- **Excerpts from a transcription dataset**
- Opening Delimiter -
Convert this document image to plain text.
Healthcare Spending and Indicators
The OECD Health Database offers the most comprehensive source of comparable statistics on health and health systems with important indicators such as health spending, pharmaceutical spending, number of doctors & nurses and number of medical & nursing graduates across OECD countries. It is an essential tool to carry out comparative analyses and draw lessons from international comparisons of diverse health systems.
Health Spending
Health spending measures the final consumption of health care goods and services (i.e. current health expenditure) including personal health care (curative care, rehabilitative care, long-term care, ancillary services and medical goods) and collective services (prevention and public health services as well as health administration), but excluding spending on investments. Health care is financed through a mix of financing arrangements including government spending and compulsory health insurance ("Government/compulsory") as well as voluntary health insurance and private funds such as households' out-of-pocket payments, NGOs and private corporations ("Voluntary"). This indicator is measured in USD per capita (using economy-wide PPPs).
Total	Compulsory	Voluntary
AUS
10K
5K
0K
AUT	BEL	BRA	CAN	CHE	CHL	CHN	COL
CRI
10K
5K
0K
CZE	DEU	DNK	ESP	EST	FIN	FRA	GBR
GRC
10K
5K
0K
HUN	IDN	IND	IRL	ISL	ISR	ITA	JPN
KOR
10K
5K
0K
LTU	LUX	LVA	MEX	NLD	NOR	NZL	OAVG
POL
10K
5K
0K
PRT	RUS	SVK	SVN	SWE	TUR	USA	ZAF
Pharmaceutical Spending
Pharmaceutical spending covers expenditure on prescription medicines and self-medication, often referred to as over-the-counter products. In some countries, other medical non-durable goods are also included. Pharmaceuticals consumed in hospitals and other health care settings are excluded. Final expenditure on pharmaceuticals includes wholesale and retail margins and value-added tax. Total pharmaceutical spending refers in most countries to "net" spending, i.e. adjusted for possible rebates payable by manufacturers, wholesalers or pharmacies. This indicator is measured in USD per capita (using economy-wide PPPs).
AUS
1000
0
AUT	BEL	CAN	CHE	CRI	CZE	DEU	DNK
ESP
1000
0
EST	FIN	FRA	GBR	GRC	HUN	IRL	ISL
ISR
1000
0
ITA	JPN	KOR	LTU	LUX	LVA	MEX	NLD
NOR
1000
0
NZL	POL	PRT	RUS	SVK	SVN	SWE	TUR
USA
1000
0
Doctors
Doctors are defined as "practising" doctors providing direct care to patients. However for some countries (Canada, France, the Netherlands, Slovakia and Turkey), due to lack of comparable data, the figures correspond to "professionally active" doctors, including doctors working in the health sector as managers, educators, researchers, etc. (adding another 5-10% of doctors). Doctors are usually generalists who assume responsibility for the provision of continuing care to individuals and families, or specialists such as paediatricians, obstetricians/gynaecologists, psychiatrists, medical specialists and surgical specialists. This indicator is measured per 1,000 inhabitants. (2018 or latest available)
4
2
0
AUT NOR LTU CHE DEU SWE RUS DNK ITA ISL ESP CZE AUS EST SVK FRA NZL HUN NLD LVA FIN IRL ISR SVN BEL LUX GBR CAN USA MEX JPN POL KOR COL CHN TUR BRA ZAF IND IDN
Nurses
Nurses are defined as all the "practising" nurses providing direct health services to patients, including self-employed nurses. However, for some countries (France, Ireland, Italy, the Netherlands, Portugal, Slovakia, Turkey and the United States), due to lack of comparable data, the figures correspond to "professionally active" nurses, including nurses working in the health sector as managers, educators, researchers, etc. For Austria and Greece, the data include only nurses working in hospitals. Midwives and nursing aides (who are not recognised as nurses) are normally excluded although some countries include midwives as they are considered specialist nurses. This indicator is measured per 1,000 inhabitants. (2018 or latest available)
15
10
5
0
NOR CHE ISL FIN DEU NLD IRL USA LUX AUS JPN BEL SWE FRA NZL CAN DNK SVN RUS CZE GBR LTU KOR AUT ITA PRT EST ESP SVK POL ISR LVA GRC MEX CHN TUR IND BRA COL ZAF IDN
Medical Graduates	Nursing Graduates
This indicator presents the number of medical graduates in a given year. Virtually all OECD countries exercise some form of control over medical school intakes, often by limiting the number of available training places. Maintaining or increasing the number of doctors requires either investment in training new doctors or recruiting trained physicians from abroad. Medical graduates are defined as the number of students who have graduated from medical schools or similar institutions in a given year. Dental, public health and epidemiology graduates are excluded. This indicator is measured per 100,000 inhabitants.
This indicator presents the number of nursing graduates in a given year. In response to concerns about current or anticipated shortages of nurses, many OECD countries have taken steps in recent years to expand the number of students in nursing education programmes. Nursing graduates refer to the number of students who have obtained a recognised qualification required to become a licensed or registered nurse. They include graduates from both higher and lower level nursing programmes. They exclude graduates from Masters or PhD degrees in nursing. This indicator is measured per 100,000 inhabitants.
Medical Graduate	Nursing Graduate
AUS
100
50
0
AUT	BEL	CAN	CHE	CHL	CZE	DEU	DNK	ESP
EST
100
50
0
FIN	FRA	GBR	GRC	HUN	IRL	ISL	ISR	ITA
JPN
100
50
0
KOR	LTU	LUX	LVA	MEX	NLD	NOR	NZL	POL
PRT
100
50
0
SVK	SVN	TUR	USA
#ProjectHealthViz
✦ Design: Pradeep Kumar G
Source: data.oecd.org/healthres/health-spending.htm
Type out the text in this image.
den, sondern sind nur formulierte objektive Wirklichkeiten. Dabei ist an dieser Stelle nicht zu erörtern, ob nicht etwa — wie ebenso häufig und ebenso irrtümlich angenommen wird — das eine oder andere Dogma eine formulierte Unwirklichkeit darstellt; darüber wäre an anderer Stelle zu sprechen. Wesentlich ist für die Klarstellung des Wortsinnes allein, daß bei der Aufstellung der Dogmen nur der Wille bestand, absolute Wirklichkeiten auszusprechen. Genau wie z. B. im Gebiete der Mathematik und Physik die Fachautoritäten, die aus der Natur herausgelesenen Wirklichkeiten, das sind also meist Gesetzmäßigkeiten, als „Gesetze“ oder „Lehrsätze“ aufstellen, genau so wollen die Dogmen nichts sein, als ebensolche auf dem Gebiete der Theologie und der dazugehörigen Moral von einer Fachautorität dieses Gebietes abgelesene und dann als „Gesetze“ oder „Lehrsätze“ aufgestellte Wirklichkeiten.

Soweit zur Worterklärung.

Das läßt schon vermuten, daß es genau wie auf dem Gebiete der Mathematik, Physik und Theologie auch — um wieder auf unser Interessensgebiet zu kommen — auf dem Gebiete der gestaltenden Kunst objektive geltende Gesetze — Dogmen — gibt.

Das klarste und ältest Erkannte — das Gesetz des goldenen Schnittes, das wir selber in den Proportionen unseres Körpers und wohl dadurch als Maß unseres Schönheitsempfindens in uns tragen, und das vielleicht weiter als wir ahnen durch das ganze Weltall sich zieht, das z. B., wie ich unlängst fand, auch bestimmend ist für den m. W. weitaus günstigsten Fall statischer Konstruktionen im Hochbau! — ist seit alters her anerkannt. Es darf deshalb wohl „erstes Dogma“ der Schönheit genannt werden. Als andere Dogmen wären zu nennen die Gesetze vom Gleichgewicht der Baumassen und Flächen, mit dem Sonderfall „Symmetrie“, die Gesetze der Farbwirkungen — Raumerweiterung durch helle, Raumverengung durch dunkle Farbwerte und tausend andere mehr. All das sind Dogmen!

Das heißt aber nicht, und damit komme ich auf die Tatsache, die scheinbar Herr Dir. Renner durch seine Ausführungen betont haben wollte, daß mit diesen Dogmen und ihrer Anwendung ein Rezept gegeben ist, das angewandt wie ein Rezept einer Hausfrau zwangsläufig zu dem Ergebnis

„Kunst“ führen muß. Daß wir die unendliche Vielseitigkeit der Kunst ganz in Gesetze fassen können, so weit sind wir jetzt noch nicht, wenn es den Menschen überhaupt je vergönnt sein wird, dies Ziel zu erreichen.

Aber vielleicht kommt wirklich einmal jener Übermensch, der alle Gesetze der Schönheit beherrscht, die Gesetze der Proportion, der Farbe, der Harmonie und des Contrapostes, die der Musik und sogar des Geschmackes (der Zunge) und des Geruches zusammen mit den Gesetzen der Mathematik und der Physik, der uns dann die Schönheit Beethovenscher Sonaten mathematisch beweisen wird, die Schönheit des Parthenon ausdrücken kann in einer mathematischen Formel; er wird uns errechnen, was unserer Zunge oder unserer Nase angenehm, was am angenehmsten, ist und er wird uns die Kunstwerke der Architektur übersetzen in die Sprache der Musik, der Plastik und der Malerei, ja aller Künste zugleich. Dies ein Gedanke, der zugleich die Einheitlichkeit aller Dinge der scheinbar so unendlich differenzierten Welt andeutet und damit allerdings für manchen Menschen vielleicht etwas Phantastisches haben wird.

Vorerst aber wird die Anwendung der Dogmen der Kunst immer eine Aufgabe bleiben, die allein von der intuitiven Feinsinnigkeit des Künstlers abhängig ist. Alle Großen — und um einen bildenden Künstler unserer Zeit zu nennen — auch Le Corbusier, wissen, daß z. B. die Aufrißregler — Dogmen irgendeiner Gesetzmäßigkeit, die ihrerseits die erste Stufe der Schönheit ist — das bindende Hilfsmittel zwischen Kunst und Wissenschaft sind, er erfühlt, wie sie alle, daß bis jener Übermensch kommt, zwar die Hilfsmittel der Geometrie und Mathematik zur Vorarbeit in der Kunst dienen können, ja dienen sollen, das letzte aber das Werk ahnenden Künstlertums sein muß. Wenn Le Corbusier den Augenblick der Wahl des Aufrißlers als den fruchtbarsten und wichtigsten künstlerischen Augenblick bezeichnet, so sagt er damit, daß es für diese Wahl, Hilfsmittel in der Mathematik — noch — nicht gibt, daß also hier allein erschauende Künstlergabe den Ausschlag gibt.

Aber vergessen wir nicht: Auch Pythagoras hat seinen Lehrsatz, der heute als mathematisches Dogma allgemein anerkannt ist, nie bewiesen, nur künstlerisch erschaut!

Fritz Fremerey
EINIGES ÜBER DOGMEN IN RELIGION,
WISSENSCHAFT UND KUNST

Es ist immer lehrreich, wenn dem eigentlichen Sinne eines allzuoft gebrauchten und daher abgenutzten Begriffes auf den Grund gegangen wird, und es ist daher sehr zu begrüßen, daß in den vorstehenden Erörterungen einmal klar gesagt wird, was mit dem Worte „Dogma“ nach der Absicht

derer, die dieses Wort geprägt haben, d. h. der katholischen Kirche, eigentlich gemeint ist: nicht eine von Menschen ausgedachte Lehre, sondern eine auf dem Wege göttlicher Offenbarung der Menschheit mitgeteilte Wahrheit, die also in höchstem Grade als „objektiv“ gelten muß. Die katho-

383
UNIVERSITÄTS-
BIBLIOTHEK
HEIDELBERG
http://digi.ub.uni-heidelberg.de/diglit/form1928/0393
- Closing Delimiter -
- **What is needed**
The answer must be every line of the records that holds the string "text".

- **Result for this task**
Convert this document image to plain text.
Type out the text in this image.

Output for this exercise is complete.